*Objective:*
Here are some entries; quote each one exactly.

*Entries supplied:*
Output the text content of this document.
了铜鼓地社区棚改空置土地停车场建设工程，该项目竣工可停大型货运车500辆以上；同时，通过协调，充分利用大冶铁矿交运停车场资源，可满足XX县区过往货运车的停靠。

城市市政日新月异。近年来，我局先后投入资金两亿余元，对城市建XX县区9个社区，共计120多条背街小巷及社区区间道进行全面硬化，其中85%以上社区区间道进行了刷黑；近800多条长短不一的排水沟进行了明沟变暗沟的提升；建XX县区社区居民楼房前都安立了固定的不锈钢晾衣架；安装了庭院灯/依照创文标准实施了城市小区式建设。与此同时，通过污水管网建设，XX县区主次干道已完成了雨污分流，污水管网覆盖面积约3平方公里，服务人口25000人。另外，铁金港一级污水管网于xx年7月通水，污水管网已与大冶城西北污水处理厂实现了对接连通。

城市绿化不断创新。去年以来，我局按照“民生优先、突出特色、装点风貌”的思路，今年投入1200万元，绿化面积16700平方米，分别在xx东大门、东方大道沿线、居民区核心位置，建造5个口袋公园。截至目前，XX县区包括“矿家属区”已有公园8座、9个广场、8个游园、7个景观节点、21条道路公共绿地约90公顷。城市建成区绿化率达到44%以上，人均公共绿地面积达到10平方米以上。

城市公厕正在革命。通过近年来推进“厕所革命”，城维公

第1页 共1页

*Result of this exercise:*
Output the text content of this document.
了铜鼓地社区棚改空置土地停车场建设工程，该项目竣工可停大型货运车500辆以上；同时，通过协调，充分利用大冶铁矿交运停车场资源，可满足XX县区过往货运车的停靠。

城市市政日新月异。近年来，我局先后投入资金两亿余元，对城市建XX县区9个社区，共计120多条背街小巷及社区区间道进行全面硬化，其中85%以上社区区间道进行了刷黑；近800多条长短不一的排水沟进行了明沟变暗沟的提升；建XX县区社区居民楼房前都安立了固定的不锈钢晾衣架；安装了庭院灯/依照创文标准实施了城市小区式建设。与此同时，通过污水管网建设，XX县区主次干道已完成了雨污分流，污水管网覆盖面积约3平方公里，服务人口25000人。另外，铁金港一级污水管网于xx年7月通水，污水管网已与大冶城西北污水处理厂实现了对接连通。

城市绿化不断创新。去年以来，我局按照“民生优先、突出特色、装点风貌”的思路，今年投入1200万元，绿化面积16700平方米，分别在xx东大门、东方大道沿线、居民区核心位置，建造5个口袋公园。截至目前，XX县区包括“矿家属区”已有公园8座、9个广场、8个游园、7个景观节点、21条道路公共绿地约90公顷。城市建成区绿化率达到44%以上，人均公共绿地面积达到10平方米以上。

城市公厕正在革命。通过近年来推进“厕所革命”，城维公

第1页 共1页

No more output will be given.